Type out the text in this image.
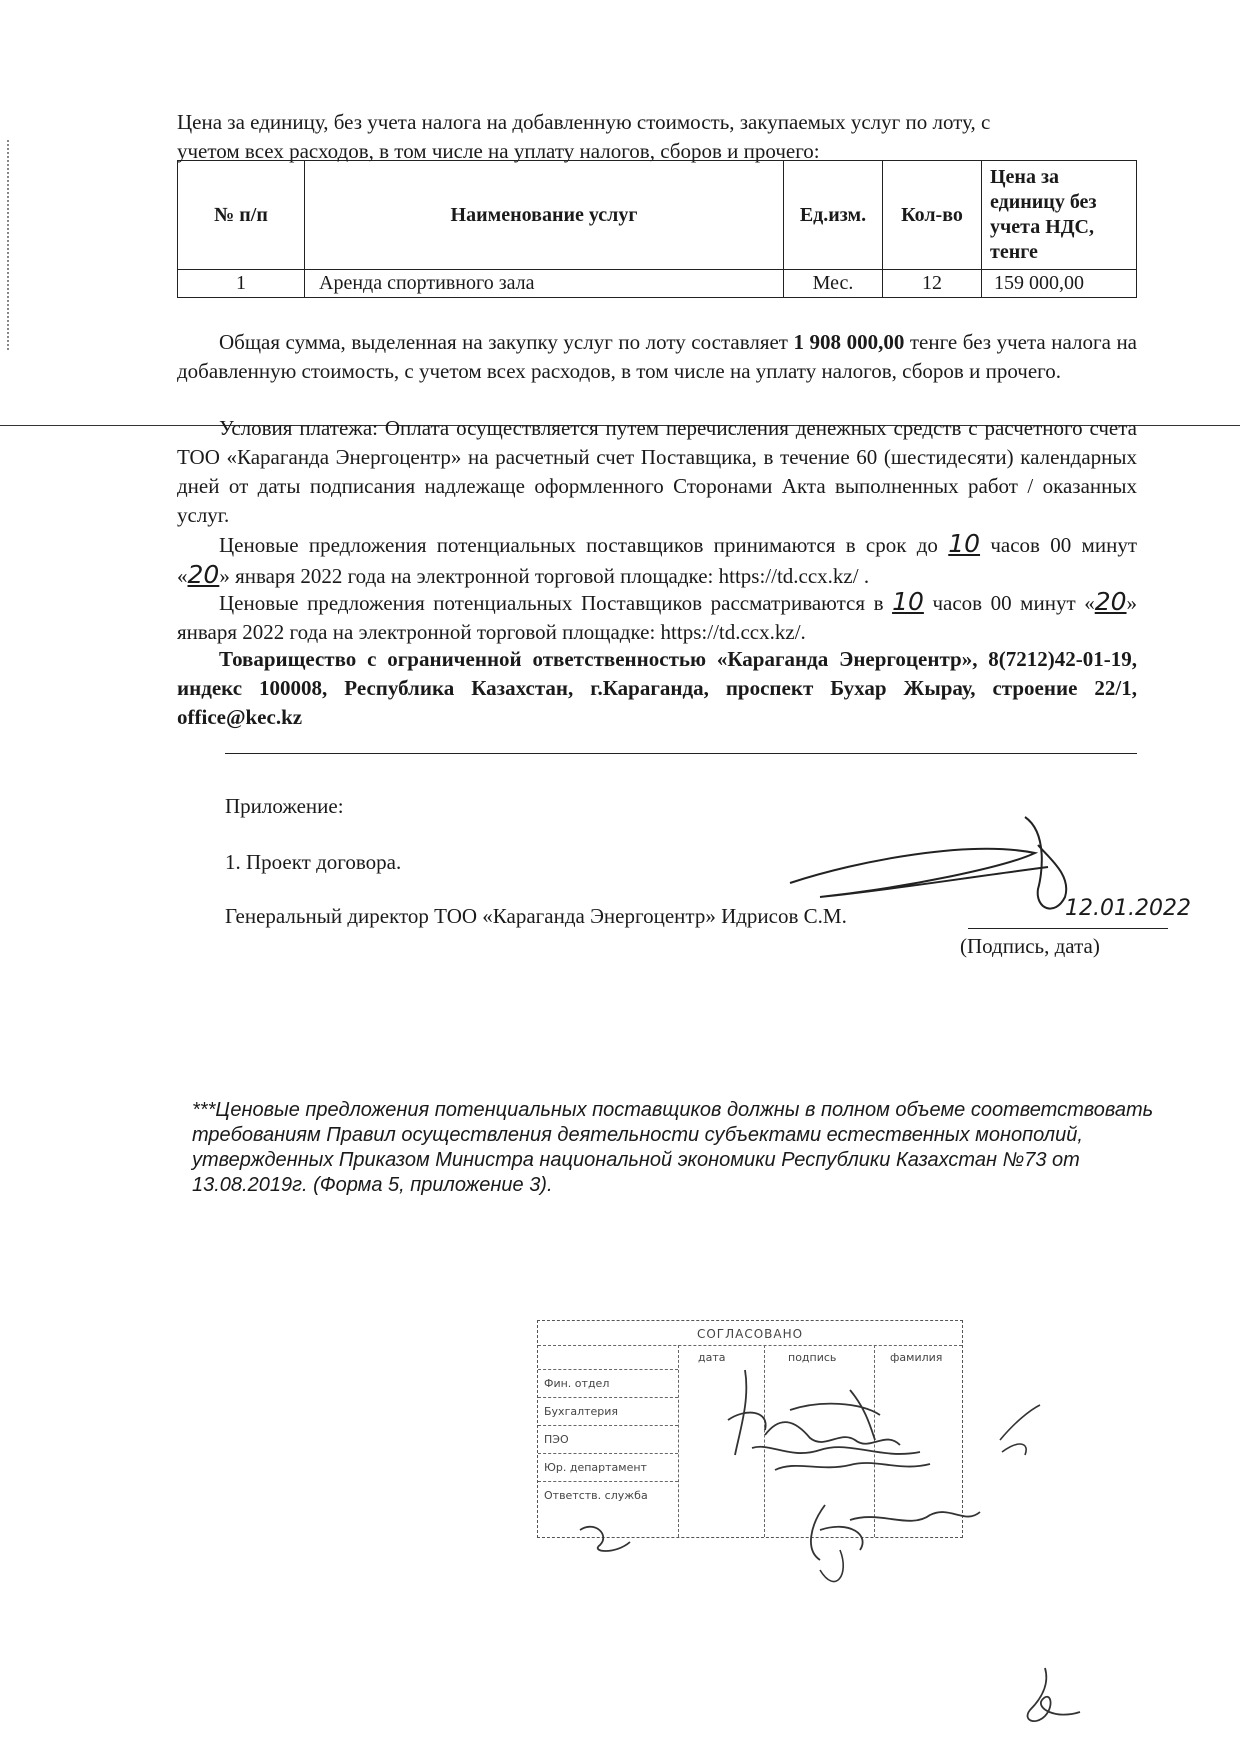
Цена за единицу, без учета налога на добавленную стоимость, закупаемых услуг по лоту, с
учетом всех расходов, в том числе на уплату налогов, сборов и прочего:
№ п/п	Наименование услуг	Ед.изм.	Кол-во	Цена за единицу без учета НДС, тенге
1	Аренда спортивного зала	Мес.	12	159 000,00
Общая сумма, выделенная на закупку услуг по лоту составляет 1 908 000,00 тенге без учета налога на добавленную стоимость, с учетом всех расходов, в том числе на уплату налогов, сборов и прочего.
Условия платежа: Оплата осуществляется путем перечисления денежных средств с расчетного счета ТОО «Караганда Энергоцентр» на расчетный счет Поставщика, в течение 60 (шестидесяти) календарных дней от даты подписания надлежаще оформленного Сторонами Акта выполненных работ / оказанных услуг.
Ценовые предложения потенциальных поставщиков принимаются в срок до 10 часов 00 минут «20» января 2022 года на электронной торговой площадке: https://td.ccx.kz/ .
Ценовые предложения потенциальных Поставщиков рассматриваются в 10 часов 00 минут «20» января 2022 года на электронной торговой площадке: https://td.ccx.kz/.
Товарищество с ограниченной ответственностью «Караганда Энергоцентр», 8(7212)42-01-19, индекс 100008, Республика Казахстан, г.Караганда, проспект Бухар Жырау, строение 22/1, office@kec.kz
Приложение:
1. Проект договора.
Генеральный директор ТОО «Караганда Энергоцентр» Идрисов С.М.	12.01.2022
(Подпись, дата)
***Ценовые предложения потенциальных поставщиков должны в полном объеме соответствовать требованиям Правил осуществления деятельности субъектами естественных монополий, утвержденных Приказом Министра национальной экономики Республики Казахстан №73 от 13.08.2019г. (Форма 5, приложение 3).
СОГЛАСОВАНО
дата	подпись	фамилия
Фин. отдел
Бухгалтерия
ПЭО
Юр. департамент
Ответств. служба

______

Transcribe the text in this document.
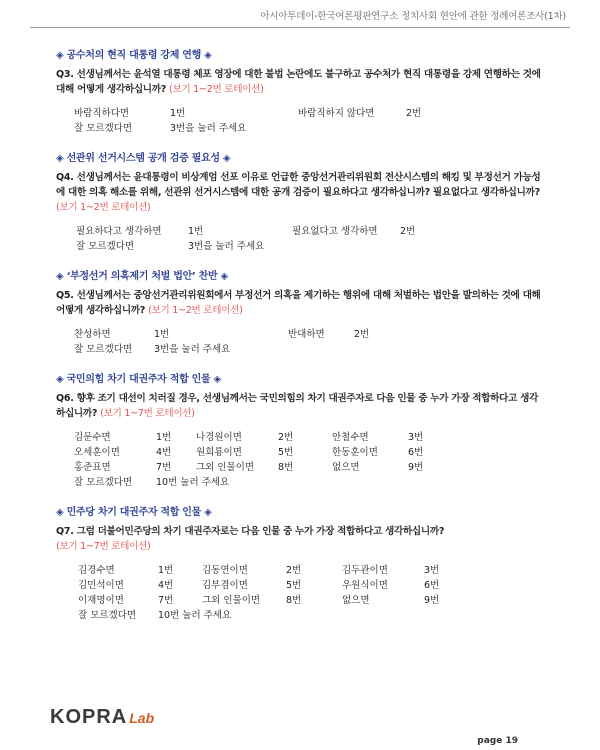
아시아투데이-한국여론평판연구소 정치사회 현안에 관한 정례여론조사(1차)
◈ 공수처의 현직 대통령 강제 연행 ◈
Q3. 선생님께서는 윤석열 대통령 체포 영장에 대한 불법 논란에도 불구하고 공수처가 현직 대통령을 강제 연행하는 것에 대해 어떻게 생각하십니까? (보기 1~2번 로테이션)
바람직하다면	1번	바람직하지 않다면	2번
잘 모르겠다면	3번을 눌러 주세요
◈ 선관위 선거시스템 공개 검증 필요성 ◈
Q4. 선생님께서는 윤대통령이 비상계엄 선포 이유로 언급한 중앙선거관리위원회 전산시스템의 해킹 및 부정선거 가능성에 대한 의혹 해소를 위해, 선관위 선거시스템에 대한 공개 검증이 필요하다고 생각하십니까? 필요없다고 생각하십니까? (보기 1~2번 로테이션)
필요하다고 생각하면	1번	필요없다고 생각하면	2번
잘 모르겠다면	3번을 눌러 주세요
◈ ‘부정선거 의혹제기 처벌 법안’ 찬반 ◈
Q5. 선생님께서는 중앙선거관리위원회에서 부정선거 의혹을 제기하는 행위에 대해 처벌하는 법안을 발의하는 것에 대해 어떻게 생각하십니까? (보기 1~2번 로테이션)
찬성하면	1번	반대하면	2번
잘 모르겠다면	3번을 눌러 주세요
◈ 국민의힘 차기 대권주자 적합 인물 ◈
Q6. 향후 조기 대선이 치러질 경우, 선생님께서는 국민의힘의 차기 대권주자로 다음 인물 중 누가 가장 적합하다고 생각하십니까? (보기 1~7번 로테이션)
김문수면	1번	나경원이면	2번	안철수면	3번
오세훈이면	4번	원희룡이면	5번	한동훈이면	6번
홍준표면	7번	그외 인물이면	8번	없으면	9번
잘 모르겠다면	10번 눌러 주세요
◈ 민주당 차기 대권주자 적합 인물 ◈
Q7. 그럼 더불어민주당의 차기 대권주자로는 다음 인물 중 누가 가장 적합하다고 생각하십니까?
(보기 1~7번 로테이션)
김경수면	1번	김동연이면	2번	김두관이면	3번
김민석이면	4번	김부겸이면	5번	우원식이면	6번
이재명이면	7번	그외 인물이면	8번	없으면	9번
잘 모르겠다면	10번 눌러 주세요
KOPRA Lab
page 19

______

TASK BRIEF = Where a line contains the string "торговой", extract that line.

RESPONSE TO THIS EXERCISE =
Ценовые предложения потенциальных поставщиков принимаются в срок до 10 часов 00 минут «20» января 2022 года на электронной торговой площадке: https://td.ccx.kz/ .
Ценовые предложения потенциальных Поставщиков рассматриваются в 10 часов 00 минут «20» января 2022 года на электронной торговой площадке: https://td.ccx.kz/.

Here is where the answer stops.